— Exercise description —
In the listing below, locate the lines that hold the string "value". Copy those lines.

— Material shown —

[START]

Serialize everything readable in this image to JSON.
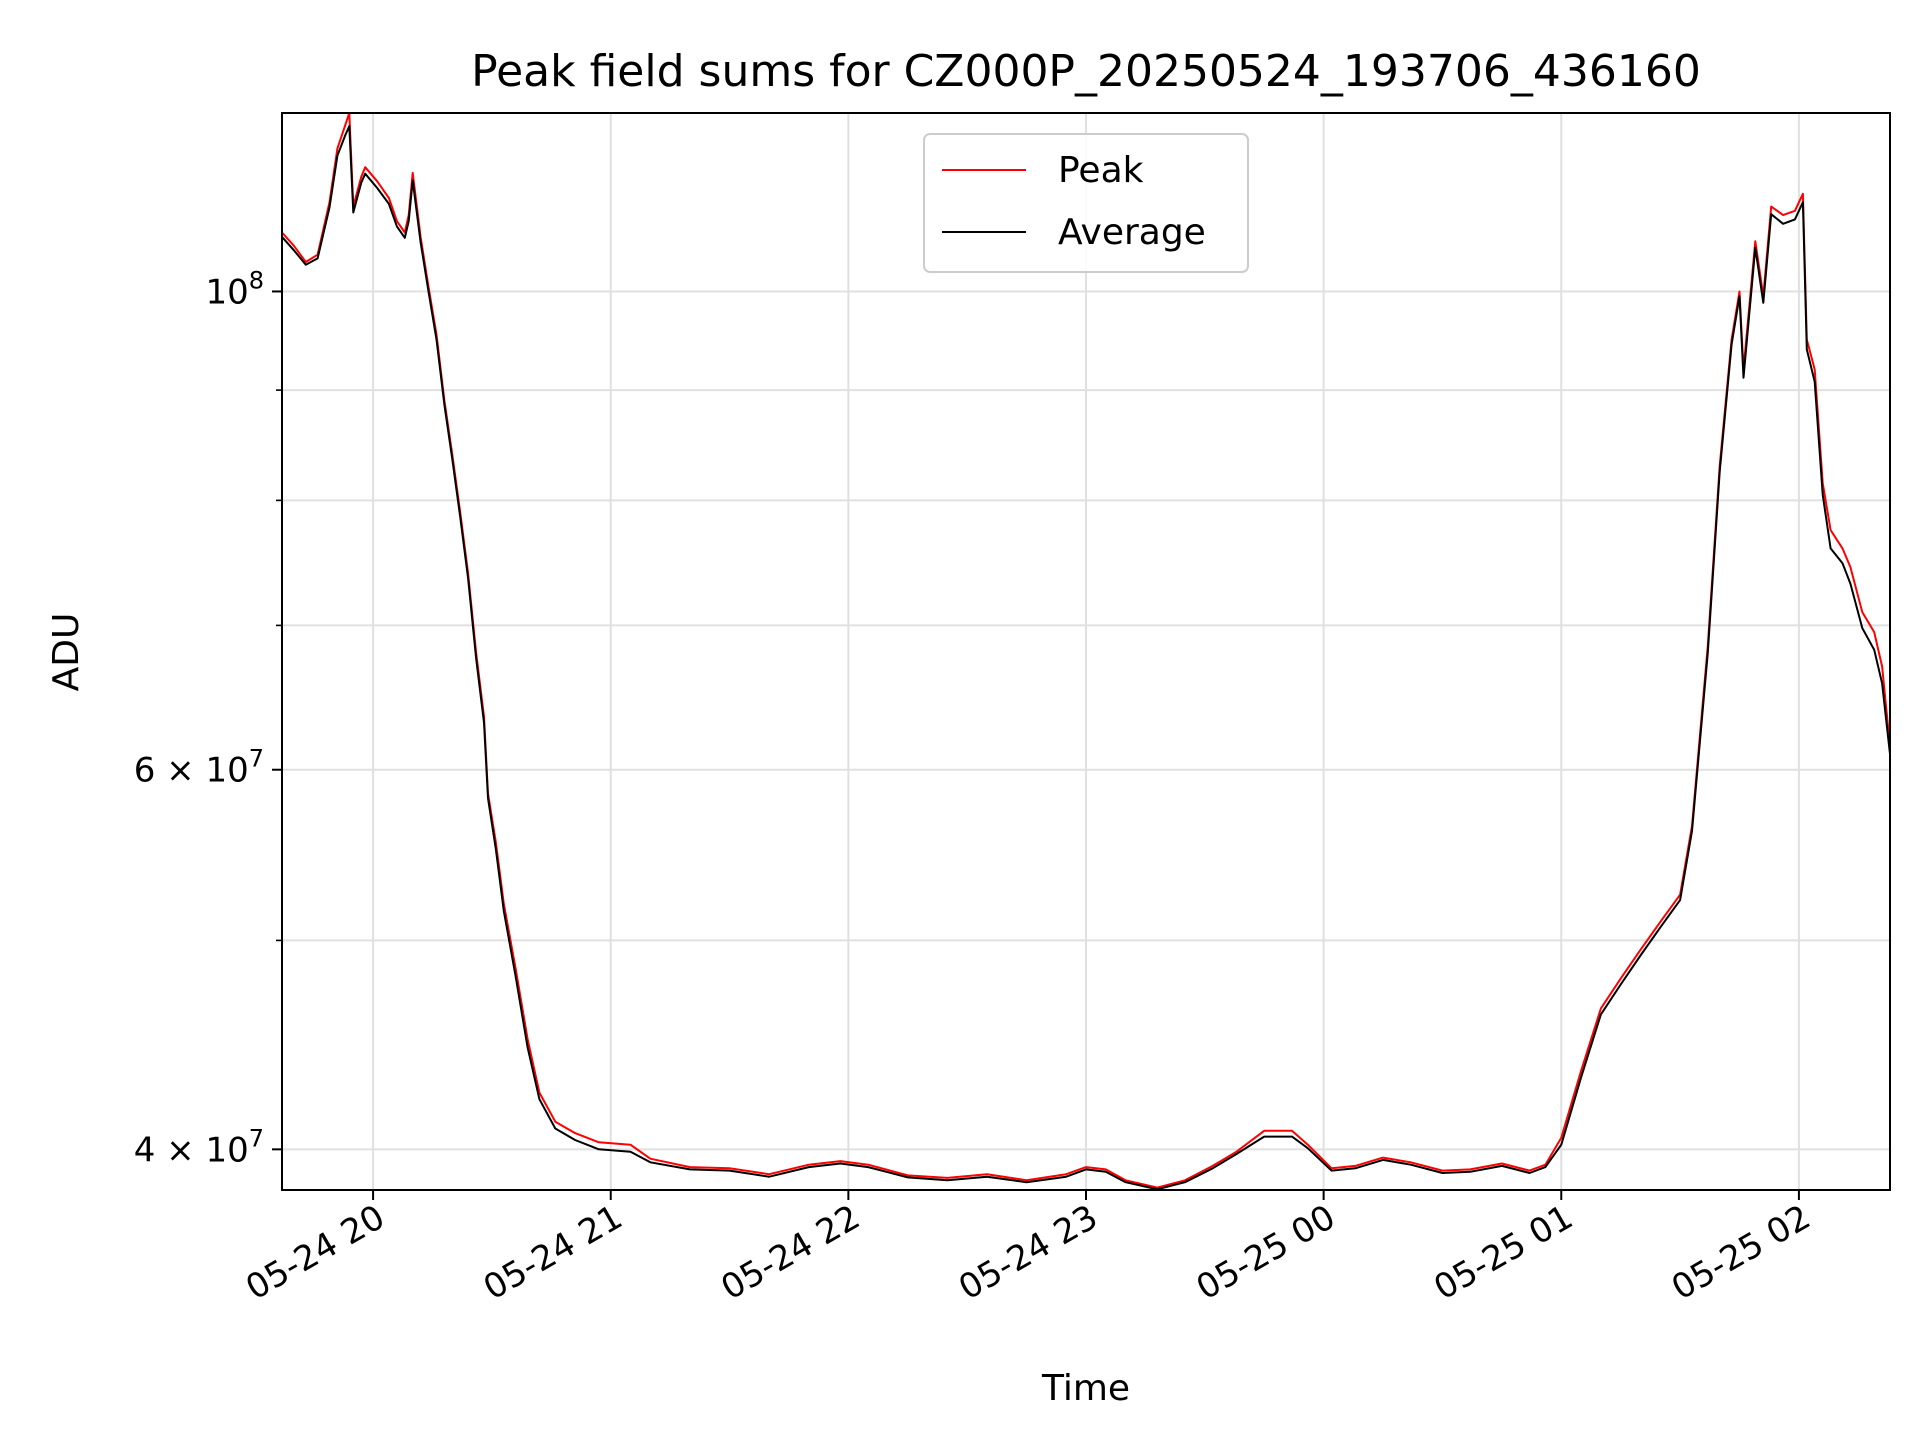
{
  "chart_data": {
    "type": "line",
    "title": "Peak field sums for CZ000P_20250524_193706_436160",
    "xlabel": "Time",
    "ylabel": "ADU",
    "yscale": "log",
    "grid": true,
    "legend_position": "top-center",
    "xlim": [
      "2025-05-24 19:37",
      "2025-05-25 02:23"
    ],
    "ylim": [
      38300000,
      121000000
    ],
    "x_ticks": [
      {
        "label": "05-24 20",
        "value": "2025-05-24 20:00"
      },
      {
        "label": "05-24 21",
        "value": "2025-05-24 21:00"
      },
      {
        "label": "05-24 22",
        "value": "2025-05-24 22:00"
      },
      {
        "label": "05-24 23",
        "value": "2025-05-24 23:00"
      },
      {
        "label": "05-25 00",
        "value": "2025-05-25 00:00"
      },
      {
        "label": "05-25 01",
        "value": "2025-05-25 01:00"
      },
      {
        "label": "05-25 02",
        "value": "2025-05-25 02:00"
      }
    ],
    "y_major_ticks": [
      {
        "label": "4 × 10^7",
        "value": 40000000
      },
      {
        "label": "6 × 10^7",
        "value": 60000000
      },
      {
        "label": "10^8",
        "value": 100000000
      }
    ],
    "y_minor_ticks": [
      50000000,
      70000000,
      80000000,
      90000000
    ],
    "series": [
      {
        "name": "Peak",
        "color": "#ff0000",
        "points": [
          [
            "2025-05-24 19:37",
            106500000
          ],
          [
            "2025-05-24 19:40",
            105000000
          ],
          [
            "2025-05-24 19:43",
            103200000
          ],
          [
            "2025-05-24 19:46",
            104000000
          ],
          [
            "2025-05-24 19:49",
            110000000
          ],
          [
            "2025-05-24 19:51",
            116500000
          ],
          [
            "2025-05-24 19:53",
            119500000
          ],
          [
            "2025-05-24 19:54",
            121000000
          ],
          [
            "2025-05-24 19:55",
            109500000
          ],
          [
            "2025-05-24 19:57",
            113000000
          ],
          [
            "2025-05-24 19:58",
            114200000
          ],
          [
            "2025-05-24 20:01",
            112500000
          ],
          [
            "2025-05-24 20:04",
            110500000
          ],
          [
            "2025-05-24 20:06",
            107800000
          ],
          [
            "2025-05-24 20:08",
            106500000
          ],
          [
            "2025-05-24 20:09",
            108500000
          ],
          [
            "2025-05-24 20:10",
            113500000
          ],
          [
            "2025-05-24 20:12",
            106000000
          ],
          [
            "2025-05-24 20:14",
            100500000
          ],
          [
            "2025-05-24 20:16",
            95500000
          ],
          [
            "2025-05-24 20:18",
            89000000
          ],
          [
            "2025-05-24 20:20",
            84000000
          ],
          [
            "2025-05-24 20:22",
            79000000
          ],
          [
            "2025-05-24 20:24",
            74000000
          ],
          [
            "2025-05-24 20:26",
            68000000
          ],
          [
            "2025-05-24 20:28",
            63500000
          ],
          [
            "2025-05-24 20:29",
            58500000
          ],
          [
            "2025-05-24 20:31",
            55500000
          ],
          [
            "2025-05-24 20:33",
            52000000
          ],
          [
            "2025-05-24 20:36",
            48500000
          ],
          [
            "2025-05-24 20:39",
            45000000
          ],
          [
            "2025-05-24 20:42",
            42500000
          ],
          [
            "2025-05-24 20:46",
            41200000
          ],
          [
            "2025-05-24 20:51",
            40700000
          ],
          [
            "2025-05-24 20:57",
            40300000
          ],
          [
            "2025-05-24 21:05",
            40200000
          ],
          [
            "2025-05-24 21:10",
            39600000
          ],
          [
            "2025-05-24 21:20",
            39250000
          ],
          [
            "2025-05-24 21:30",
            39200000
          ],
          [
            "2025-05-24 21:40",
            38950000
          ],
          [
            "2025-05-24 21:50",
            39350000
          ],
          [
            "2025-05-24 21:58",
            39500000
          ],
          [
            "2025-05-24 22:05",
            39350000
          ],
          [
            "2025-05-24 22:15",
            38900000
          ],
          [
            "2025-05-24 22:25",
            38800000
          ],
          [
            "2025-05-24 22:35",
            38950000
          ],
          [
            "2025-05-24 22:45",
            38700000
          ],
          [
            "2025-05-24 22:55",
            38950000
          ],
          [
            "2025-05-24 23:00",
            39250000
          ],
          [
            "2025-05-24 23:05",
            39150000
          ],
          [
            "2025-05-24 23:10",
            38700000
          ],
          [
            "2025-05-24 23:18",
            38400000
          ],
          [
            "2025-05-24 23:25",
            38700000
          ],
          [
            "2025-05-24 23:32",
            39300000
          ],
          [
            "2025-05-24 23:38",
            39900000
          ],
          [
            "2025-05-24 23:45",
            40800000
          ],
          [
            "2025-05-24 23:52",
            40800000
          ],
          [
            "2025-05-24 23:56",
            40200000
          ],
          [
            "2025-05-25 00:02",
            39200000
          ],
          [
            "2025-05-25 00:08",
            39300000
          ],
          [
            "2025-05-25 00:15",
            39650000
          ],
          [
            "2025-05-25 00:22",
            39450000
          ],
          [
            "2025-05-25 00:30",
            39100000
          ],
          [
            "2025-05-25 00:37",
            39150000
          ],
          [
            "2025-05-25 00:45",
            39400000
          ],
          [
            "2025-05-25 00:52",
            39100000
          ],
          [
            "2025-05-25 00:56",
            39350000
          ],
          [
            "2025-05-25 01:00",
            40500000
          ],
          [
            "2025-05-25 01:05",
            43500000
          ],
          [
            "2025-05-25 01:10",
            46500000
          ],
          [
            "2025-05-25 01:15",
            48000000
          ],
          [
            "2025-05-25 01:20",
            49500000
          ],
          [
            "2025-05-25 01:25",
            51000000
          ],
          [
            "2025-05-25 01:30",
            52500000
          ],
          [
            "2025-05-25 01:33",
            56500000
          ],
          [
            "2025-05-25 01:37",
            68500000
          ],
          [
            "2025-05-25 01:40",
            83000000
          ],
          [
            "2025-05-25 01:43",
            95000000
          ],
          [
            "2025-05-25 01:45",
            100000000
          ],
          [
            "2025-05-25 01:46",
            92000000
          ],
          [
            "2025-05-25 01:49",
            105500000
          ],
          [
            "2025-05-25 01:51",
            99500000
          ],
          [
            "2025-05-25 01:53",
            109500000
          ],
          [
            "2025-05-25 01:56",
            108500000
          ],
          [
            "2025-05-25 01:59",
            109000000
          ],
          [
            "2025-05-25 02:01",
            111000000
          ],
          [
            "2025-05-25 02:02",
            95000000
          ],
          [
            "2025-05-25 02:04",
            92000000
          ],
          [
            "2025-05-25 02:06",
            81500000
          ],
          [
            "2025-05-25 02:08",
            77500000
          ],
          [
            "2025-05-25 02:11",
            76000000
          ],
          [
            "2025-05-25 02:13",
            74500000
          ],
          [
            "2025-05-25 02:16",
            71000000
          ],
          [
            "2025-05-25 02:19",
            69500000
          ],
          [
            "2025-05-25 02:21",
            67000000
          ],
          [
            "2025-05-25 02:23",
            61500000
          ]
        ]
      },
      {
        "name": "Average",
        "color": "#000000",
        "points": [
          [
            "2025-05-24 19:37",
            106000000
          ],
          [
            "2025-05-24 19:40",
            104500000
          ],
          [
            "2025-05-24 19:43",
            102900000
          ],
          [
            "2025-05-24 19:46",
            103600000
          ],
          [
            "2025-05-24 19:49",
            109400000
          ],
          [
            "2025-05-24 19:51",
            115600000
          ],
          [
            "2025-05-24 19:53",
            118200000
          ],
          [
            "2025-05-24 19:54",
            119300000
          ],
          [
            "2025-05-24 19:55",
            108800000
          ],
          [
            "2025-05-24 19:57",
            112300000
          ],
          [
            "2025-05-24 19:58",
            113400000
          ],
          [
            "2025-05-24 20:01",
            111700000
          ],
          [
            "2025-05-24 20:04",
            109800000
          ],
          [
            "2025-05-24 20:06",
            107200000
          ],
          [
            "2025-05-24 20:08",
            105900000
          ],
          [
            "2025-05-24 20:09",
            107800000
          ],
          [
            "2025-05-24 20:10",
            112600000
          ],
          [
            "2025-05-24 20:12",
            105400000
          ],
          [
            "2025-05-24 20:14",
            100000000
          ],
          [
            "2025-05-24 20:16",
            95000000
          ],
          [
            "2025-05-24 20:18",
            88600000
          ],
          [
            "2025-05-24 20:20",
            83600000
          ],
          [
            "2025-05-24 20:22",
            78600000
          ],
          [
            "2025-05-24 20:24",
            73600000
          ],
          [
            "2025-05-24 20:26",
            67600000
          ],
          [
            "2025-05-24 20:28",
            63100000
          ],
          [
            "2025-05-24 20:29",
            58200000
          ],
          [
            "2025-05-24 20:31",
            55100000
          ],
          [
            "2025-05-24 20:33",
            51600000
          ],
          [
            "2025-05-24 20:36",
            48100000
          ],
          [
            "2025-05-24 20:39",
            44600000
          ],
          [
            "2025-05-24 20:42",
            42200000
          ],
          [
            "2025-05-24 20:46",
            40900000
          ],
          [
            "2025-05-24 20:51",
            40400000
          ],
          [
            "2025-05-24 20:57",
            40000000
          ],
          [
            "2025-05-24 21:05",
            39900000
          ],
          [
            "2025-05-24 21:10",
            39450000
          ],
          [
            "2025-05-24 21:20",
            39150000
          ],
          [
            "2025-05-24 21:30",
            39100000
          ],
          [
            "2025-05-24 21:40",
            38850000
          ],
          [
            "2025-05-24 21:50",
            39250000
          ],
          [
            "2025-05-24 21:58",
            39400000
          ],
          [
            "2025-05-24 22:05",
            39250000
          ],
          [
            "2025-05-24 22:15",
            38820000
          ],
          [
            "2025-05-24 22:25",
            38700000
          ],
          [
            "2025-05-24 22:35",
            38850000
          ],
          [
            "2025-05-24 22:45",
            38620000
          ],
          [
            "2025-05-24 22:55",
            38850000
          ],
          [
            "2025-05-24 23:00",
            39150000
          ],
          [
            "2025-05-24 23:05",
            39050000
          ],
          [
            "2025-05-24 23:10",
            38620000
          ],
          [
            "2025-05-24 23:18",
            38330000
          ],
          [
            "2025-05-24 23:25",
            38620000
          ],
          [
            "2025-05-24 23:32",
            39200000
          ],
          [
            "2025-05-24 23:38",
            39800000
          ],
          [
            "2025-05-24 23:45",
            40550000
          ],
          [
            "2025-05-24 23:52",
            40550000
          ],
          [
            "2025-05-24 23:56",
            40050000
          ],
          [
            "2025-05-25 00:02",
            39100000
          ],
          [
            "2025-05-25 00:08",
            39200000
          ],
          [
            "2025-05-25 00:15",
            39550000
          ],
          [
            "2025-05-25 00:22",
            39350000
          ],
          [
            "2025-05-25 00:30",
            39000000
          ],
          [
            "2025-05-25 00:37",
            39050000
          ],
          [
            "2025-05-25 00:45",
            39300000
          ],
          [
            "2025-05-25 00:52",
            39000000
          ],
          [
            "2025-05-25 00:56",
            39250000
          ],
          [
            "2025-05-25 01:00",
            40200000
          ],
          [
            "2025-05-25 01:05",
            43200000
          ],
          [
            "2025-05-25 01:10",
            46200000
          ],
          [
            "2025-05-25 01:15",
            47700000
          ],
          [
            "2025-05-25 01:20",
            49200000
          ],
          [
            "2025-05-25 01:25",
            50700000
          ],
          [
            "2025-05-25 01:30",
            52200000
          ],
          [
            "2025-05-25 01:33",
            56200000
          ],
          [
            "2025-05-25 01:37",
            68000000
          ],
          [
            "2025-05-25 01:40",
            82500000
          ],
          [
            "2025-05-25 01:43",
            94500000
          ],
          [
            "2025-05-25 01:45",
            99500000
          ],
          [
            "2025-05-25 01:46",
            91200000
          ],
          [
            "2025-05-25 01:49",
            104800000
          ],
          [
            "2025-05-25 01:51",
            98800000
          ],
          [
            "2025-05-25 01:53",
            108600000
          ],
          [
            "2025-05-25 01:56",
            107500000
          ],
          [
            "2025-05-25 01:59",
            108000000
          ],
          [
            "2025-05-25 02:01",
            110000000
          ],
          [
            "2025-05-25 02:02",
            94000000
          ],
          [
            "2025-05-25 02:04",
            90800000
          ],
          [
            "2025-05-25 02:06",
            80500000
          ],
          [
            "2025-05-25 02:08",
            76000000
          ],
          [
            "2025-05-25 02:11",
            74800000
          ],
          [
            "2025-05-25 02:13",
            73200000
          ],
          [
            "2025-05-25 02:16",
            69800000
          ],
          [
            "2025-05-25 02:19",
            68200000
          ],
          [
            "2025-05-25 02:21",
            65800000
          ],
          [
            "2025-05-25 02:23",
            61000000
          ]
        ]
      }
    ]
  }
}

[END]

— Exercise output —
        "value": "2025-05-24 20:00"
        "value": "2025-05-24 21:00"
        "value": "2025-05-24 22:00"
        "value": "2025-05-24 23:00"
        "value": "2025-05-25 00:00"
        "value": "2025-05-25 01:00"
        "value": "2025-05-25 02:00"
        "value": 40000000
        "value": 60000000
        "value": 100000000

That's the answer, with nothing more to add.